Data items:
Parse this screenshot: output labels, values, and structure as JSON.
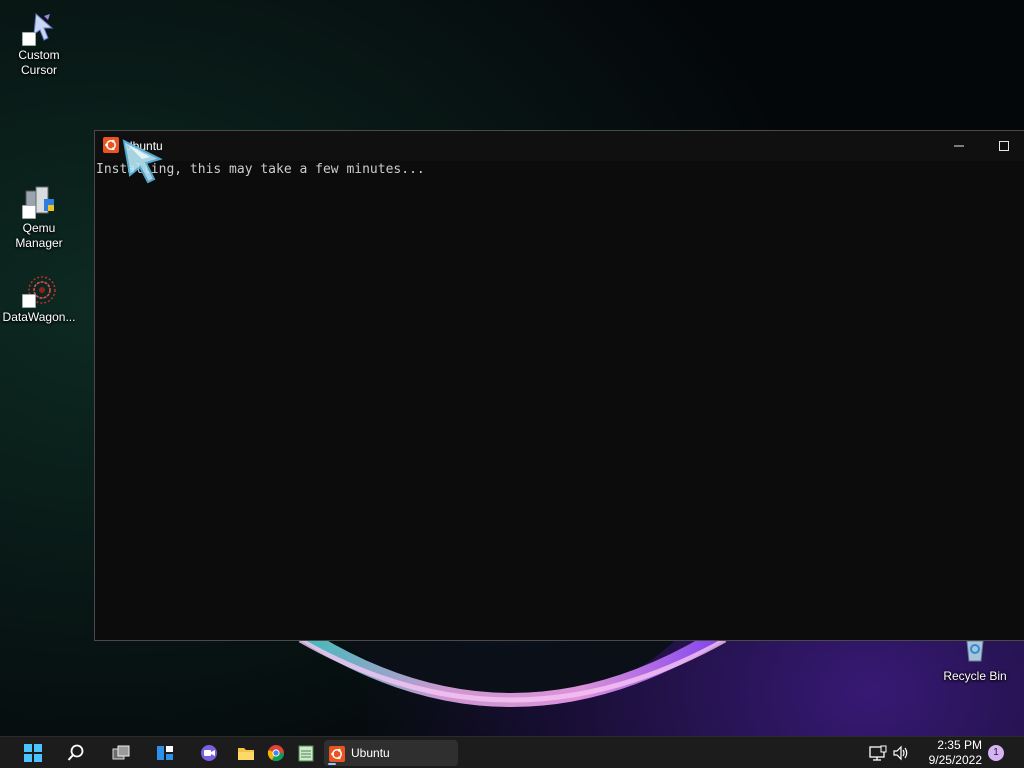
{
  "desktop": {
    "icons": [
      {
        "label_line1": "Custom",
        "label_line2": "Cursor",
        "icon": "custom-cursor-icon"
      },
      {
        "label_line1": "Qemu",
        "label_line2": "Manager",
        "icon": "qemu-manager-icon"
      },
      {
        "label_line1": "DataWagon...",
        "label_line2": "",
        "icon": "datawagon-icon"
      },
      {
        "label_line1": "Recycle Bin",
        "label_line2": "",
        "icon": "recycle-bin-icon"
      }
    ]
  },
  "window": {
    "title": "Ubuntu",
    "icon": "ubuntu-icon",
    "console_text": "Installing, this may take a few minutes..."
  },
  "taskbar": {
    "items": [
      "start-icon",
      "search-icon",
      "task-view-icon",
      "widgets-icon",
      "chat-icon",
      "file-explorer-icon",
      "chrome-icon",
      "notepad-icon"
    ],
    "active_app": {
      "label": "Ubuntu",
      "icon": "ubuntu-icon"
    },
    "tray": {
      "network_icon": "network-icon",
      "volume_icon": "volume-icon",
      "time": "2:35 PM",
      "date": "9/25/2022",
      "notification_count": "1"
    }
  },
  "colors": {
    "console_bg": "#0c0c0c",
    "console_text": "#cccccc",
    "taskbar_bg": "#1c1c1c",
    "ubuntu_orange": "#e95420",
    "badge": "#d6b3f4"
  }
}
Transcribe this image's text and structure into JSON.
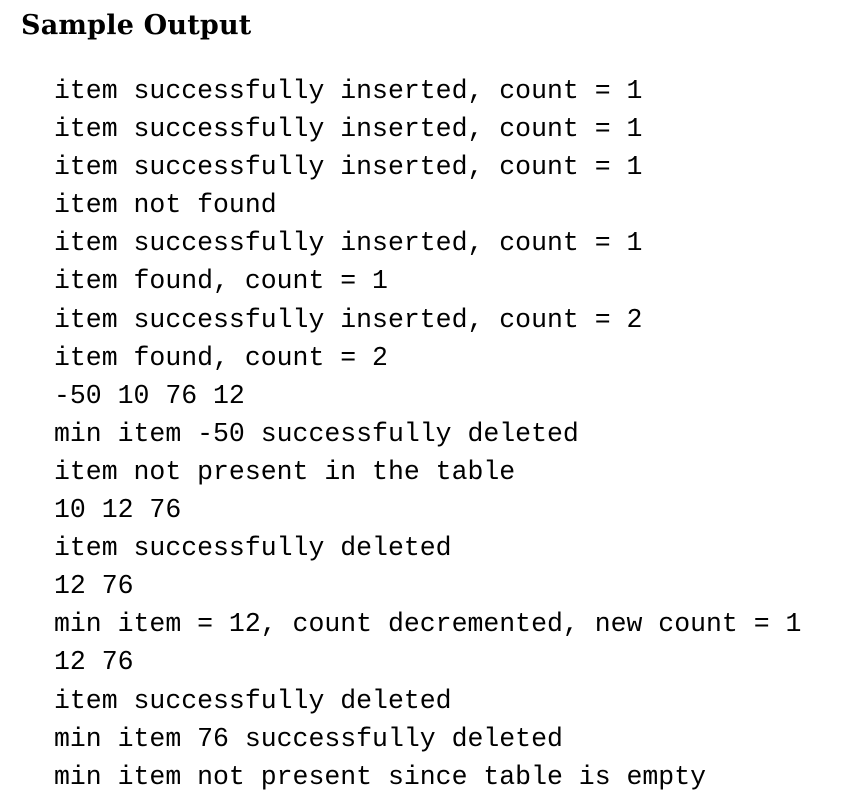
{
  "title": "Sample Output",
  "lines": [
    "item successfully inserted, count = 1",
    "item successfully inserted, count = 1",
    "item successfully inserted, count = 1",
    "item not found",
    "item successfully inserted, count = 1",
    "item found, count = 1",
    "item successfully inserted, count = 2",
    "item found, count = 2",
    "-50 10 76 12",
    "min item -50 successfully deleted",
    "item not present in the table",
    "10 12 76",
    "item successfully deleted",
    "12 76",
    "min item = 12, count decremented, new count = 1",
    "12 76",
    "item successfully deleted",
    "min item 76 successfully deleted",
    "min item not present since table is empty"
  ]
}
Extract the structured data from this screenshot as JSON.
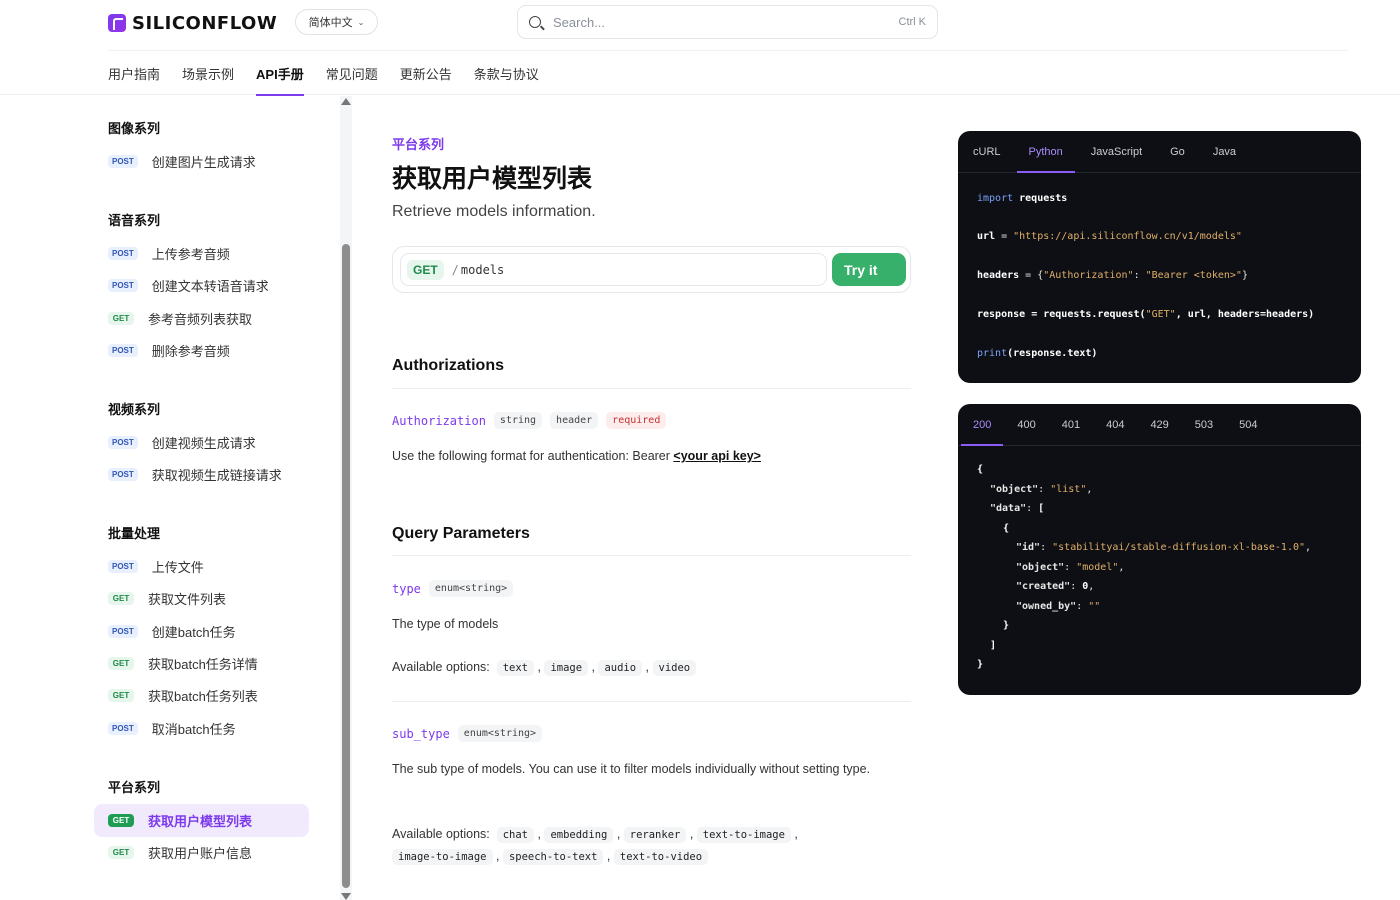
{
  "header": {
    "brand": "SILICONFLOW",
    "language": "简体中文",
    "search_placeholder": "Search...",
    "search_shortcut": "Ctrl K",
    "tabs": [
      {
        "label": "用户指南"
      },
      {
        "label": "场景示例"
      },
      {
        "label": "API手册"
      },
      {
        "label": "常见问题"
      },
      {
        "label": "更新公告"
      },
      {
        "label": "条款与协议"
      }
    ]
  },
  "sidebar": {
    "sections": [
      {
        "title": "图像系列",
        "items": [
          {
            "method": "POST",
            "label": "创建图片生成请求"
          }
        ]
      },
      {
        "title": "语音系列",
        "items": [
          {
            "method": "POST",
            "label": "上传参考音频"
          },
          {
            "method": "POST",
            "label": "创建文本转语音请求"
          },
          {
            "method": "GET",
            "label": "参考音频列表获取"
          },
          {
            "method": "POST",
            "label": "删除参考音频"
          }
        ]
      },
      {
        "title": "视频系列",
        "items": [
          {
            "method": "POST",
            "label": "创建视频生成请求"
          },
          {
            "method": "POST",
            "label": "获取视频生成链接请求"
          }
        ]
      },
      {
        "title": "批量处理",
        "items": [
          {
            "method": "POST",
            "label": "上传文件"
          },
          {
            "method": "GET",
            "label": "获取文件列表"
          },
          {
            "method": "POST",
            "label": "创建batch任务"
          },
          {
            "method": "GET",
            "label": "获取batch任务详情"
          },
          {
            "method": "GET",
            "label": "获取batch任务列表"
          },
          {
            "method": "POST",
            "label": "取消batch任务"
          }
        ]
      },
      {
        "title": "平台系列",
        "items": [
          {
            "method": "GET",
            "label": "获取用户模型列表"
          },
          {
            "method": "GET",
            "label": "获取用户账户信息"
          }
        ]
      }
    ]
  },
  "main": {
    "eyebrow": "平台系列",
    "title": "获取用户模型列表",
    "description": "Retrieve models information.",
    "endpoint": {
      "method": "GET",
      "slash": "/",
      "path": "models",
      "try_label": "Try it"
    },
    "authorizations": {
      "heading": "Authorizations",
      "name": "Authorization",
      "type": "string",
      "location": "header",
      "required": "required",
      "text": "Use the following format for authentication: Bearer",
      "link": "<your api key>"
    },
    "query": {
      "heading": "Query Parameters",
      "options_label": "Available options:",
      "params": [
        {
          "name": "type",
          "type": "enum<string>",
          "description": "The type of models",
          "options": [
            "text",
            "image",
            "audio",
            "video"
          ]
        },
        {
          "name": "sub_type",
          "type": "enum<string>",
          "description": "The sub type of models. You can use it to filter models individually without setting type.",
          "options": [
            "chat",
            "embedding",
            "reranker",
            "text-to-image",
            "image-to-image",
            "speech-to-text",
            "text-to-video"
          ]
        }
      ]
    }
  },
  "code_panel": {
    "tabs": [
      "cURL",
      "Python",
      "JavaScript",
      "Go",
      "Java"
    ],
    "active_tab": "Python",
    "lines": {
      "l1_kw": "import",
      "l1_rest": " requests",
      "l2_var": "url",
      "l2_eq": " = ",
      "l2_str": "\"https://api.siliconflow.cn/v1/models\"",
      "l3_var": "headers",
      "l3_eq": " = {",
      "l3_key": "\"Authorization\"",
      "l3_colon": ": ",
      "l3_val": "\"Bearer <token>\"",
      "l3_end": "}",
      "l4_var": "response",
      "l4_mid": " = requests.request(",
      "l4_str": "\"GET\"",
      "l4_end": ", url, headers=headers)",
      "l5_kw": "print",
      "l5_rest": "(response.text)"
    }
  },
  "response_panel": {
    "tabs": [
      "200",
      "400",
      "401",
      "404",
      "429",
      "503",
      "504"
    ],
    "active_tab": "200",
    "json": {
      "open": "{",
      "object_key": "\"object\"",
      "object_val": "\"list\"",
      "data_key": "\"data\"",
      "data_open": "[",
      "item_open": "{",
      "id_key": "\"id\"",
      "id_val": "\"stabilityai/stable-diffusion-xl-base-1.0\"",
      "obj_key": "\"object\"",
      "obj_val": "\"model\"",
      "created_key": "\"created\"",
      "created_val": "0",
      "owned_key": "\"owned_by\"",
      "owned_val": "\"\"",
      "item_close": "}",
      "data_close": "]",
      "close": "}"
    }
  },
  "colors": {
    "accent": "#7c3aed",
    "get_badge": "#1f8a48",
    "post_badge": "#3156b5",
    "try_button": "#36b06a",
    "code_bg": "#0e0f14"
  },
  "icons": {
    "search": "search-icon",
    "chevron": "chevron-down-icon",
    "logo": "siliconflow-logo-icon"
  }
}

◆ OBJECTIVE ◆
Leave out the pictures, and give all the records again exactly.

◆ FINAL RESULT ◆
Parse this screenshot: output labels, values, and structure as JSON.
{
  "desktop": {
    "icons": [
      {
        "label_line1": "Custom",
        "label_line2": "Cursor",
        "icon": "custom-cursor-icon"
      },
      {
        "label_line1": "Qemu",
        "label_line2": "Manager",
        "icon": "qemu-manager-icon"
      },
      {
        "label_line1": "DataWagon...",
        "label_line2": "",
        "icon": "datawagon-icon"
      },
      {
        "label_line1": "Recycle Bin",
        "label_line2": "",
        "icon": "recycle-bin-icon"
      }
    ]
  },
  "window": {
    "title": "Ubuntu",
    "icon": "ubuntu-icon",
    "console_text": "Installing, this may take a few minutes..."
  },
  "taskbar": {
    "items": [
      "start-icon",
      "search-icon",
      "task-view-icon",
      "widgets-icon",
      "chat-icon",
      "file-explorer-icon",
      "chrome-icon",
      "notepad-icon"
    ],
    "active_app": {
      "label": "Ubuntu",
      "icon": "ubuntu-icon"
    },
    "tray": {
      "network_icon": "network-icon",
      "volume_icon": "volume-icon",
      "time": "2:35 PM",
      "date": "9/25/2022",
      "notification_count": "1"
    }
  },
  "colors": {
    "console_bg": "#0c0c0c",
    "console_text": "#cccccc",
    "taskbar_bg": "#1c1c1c",
    "ubuntu_orange": "#e95420",
    "badge": "#d6b3f4"
  }
}
Transcribe this image's text and structure into JSON.
{
  "title": "Sample Output",
  "lines": [
    "item successfully inserted, count = 1",
    "item successfully inserted, count = 1",
    "item successfully inserted, count = 1",
    "item not found",
    "item successfully inserted, count = 1",
    "item found, count = 1",
    "item successfully inserted, count = 2",
    "item found, count = 2",
    "-50 10 76 12",
    "min item -50 successfully deleted",
    "item not present in the table",
    "10 12 76",
    "item successfully deleted",
    "12 76",
    "min item = 12, count decremented, new count = 1",
    "12 76",
    "item successfully deleted",
    "min item 76 successfully deleted",
    "min item not present since table is empty"
  ]
}
Extract the structured data from this screenshot as JSON.
{
  "header": {
    "brand": "SILICONFLOW",
    "language": "简体中文",
    "search_placeholder": "Search...",
    "search_shortcut": "Ctrl K",
    "tabs": [
      {
        "label": "用户指南"
      },
      {
        "label": "场景示例"
      },
      {
        "label": "API手册"
      },
      {
        "label": "常见问题"
      },
      {
        "label": "更新公告"
      },
      {
        "label": "条款与协议"
      }
    ]
  },
  "sidebar": {
    "sections": [
      {
        "title": "图像系列",
        "items": [
          {
            "method": "POST",
            "label": "创建图片生成请求"
          }
        ]
      },
      {
        "title": "语音系列",
        "items": [
          {
            "method": "POST",
            "label": "上传参考音频"
          },
          {
            "method": "POST",
            "label": "创建文本转语音请求"
          },
          {
            "method": "GET",
            "label": "参考音频列表获取"
          },
          {
            "method": "POST",
            "label": "删除参考音频"
          }
        ]
      },
      {
        "title": "视频系列",
        "items": [
          {
            "method": "POST",
            "label": "创建视频生成请求"
          },
          {
            "method": "POST",
            "label": "获取视频生成链接请求"
          }
        ]
      },
      {
        "title": "批量处理",
        "items": [
          {
            "method": "POST",
            "label": "上传文件"
          },
          {
            "method": "GET",
            "label": "获取文件列表"
          },
          {
            "method": "POST",
            "label": "创建batch任务"
          },
          {
            "method": "GET",
            "label": "获取batch任务详情"
          },
          {
            "method": "GET",
            "label": "获取batch任务列表"
          },
          {
            "method": "POST",
            "label": "取消batch任务"
          }
        ]
      },
      {
        "title": "平台系列",
        "items": [
          {
            "method": "GET",
            "label": "获取用户模型列表"
          },
          {
            "method": "GET",
            "label": "获取用户账户信息"
          }
        ]
      }
    ]
  },
  "main": {
    "eyebrow": "平台系列",
    "title": "获取用户模型列表",
    "description": "Retrieve models information.",
    "endpoint": {
      "method": "GET",
      "slash": "/",
      "path": "models",
      "try_label": "Try it"
    },
    "authorizations": {
      "heading": "Authorizations",
      "name": "Authorization",
      "type": "string",
      "location": "header",
      "required": "required",
      "text": "Use the following format for authentication: Bearer",
      "link": "<your api key>"
    },
    "query": {
      "heading": "Query Parameters",
      "options_label": "Available options:",
      "params": [
        {
          "name": "type",
          "type": "enum<string>",
          "description": "The type of models",
          "options": [
            "text",
            "image",
            "audio",
            "video"
          ]
        },
        {
          "name": "sub_type",
          "type": "enum<string>",
          "description": "The sub type of models. You can use it to filter models individually without setting type.",
          "options": [
            "chat",
            "embedding",
            "reranker",
            "text-to-image",
            "image-to-image",
            "speech-to-text",
            "text-to-video"
          ]
        }
      ]
    }
  },
  "code_panel": {
    "tabs": [
      "cURL",
      "Python",
      "JavaScript",
      "Go",
      "Java"
    ],
    "active_tab": "Python",
    "lines": {
      "l1_kw": "import",
      "l1_rest": " requests",
      "l2_var": "url",
      "l2_eq": " = ",
      "l2_str": "\"https://api.siliconflow.cn/v1/models\"",
      "l3_var": "headers",
      "l3_eq": " = {",
      "l3_key": "\"Authorization\"",
      "l3_colon": ": ",
      "l3_val": "\"Bearer <token>\"",
      "l3_end": "}",
      "l4_var": "response",
      "l4_mid": " = requests.request(",
      "l4_str": "\"GET\"",
      "l4_end": ", url, headers=headers)",
      "l5_kw": "print",
      "l5_rest": "(response.text)"
    }
  },
  "response_panel": {
    "tabs": [
      "200",
      "400",
      "401",
      "404",
      "429",
      "503",
      "504"
    ],
    "active_tab": "200",
    "json": {
      "open": "{",
      "object_key": "\"object\"",
      "object_val": "\"list\"",
      "data_key": "\"data\"",
      "data_open": "[",
      "item_open": "{",
      "id_key": "\"id\"",
      "id_val": "\"stabilityai/stable-diffusion-xl-base-1.0\"",
      "obj_key": "\"object\"",
      "obj_val": "\"model\"",
      "created_key": "\"created\"",
      "created_val": "0",
      "owned_key": "\"owned_by\"",
      "owned_val": "\"\"",
      "item_close": "}",
      "data_close": "]",
      "close": "}"
    }
  },
  "colors": {
    "accent": "#7c3aed",
    "get_badge": "#1f8a48",
    "post_badge": "#3156b5",
    "try_button": "#36b06a",
    "code_bg": "#0e0f14"
  },
  "icons": {
    "search": "search-icon",
    "chevron": "chevron-down-icon",
    "logo": "siliconflow-logo-icon"
  }
}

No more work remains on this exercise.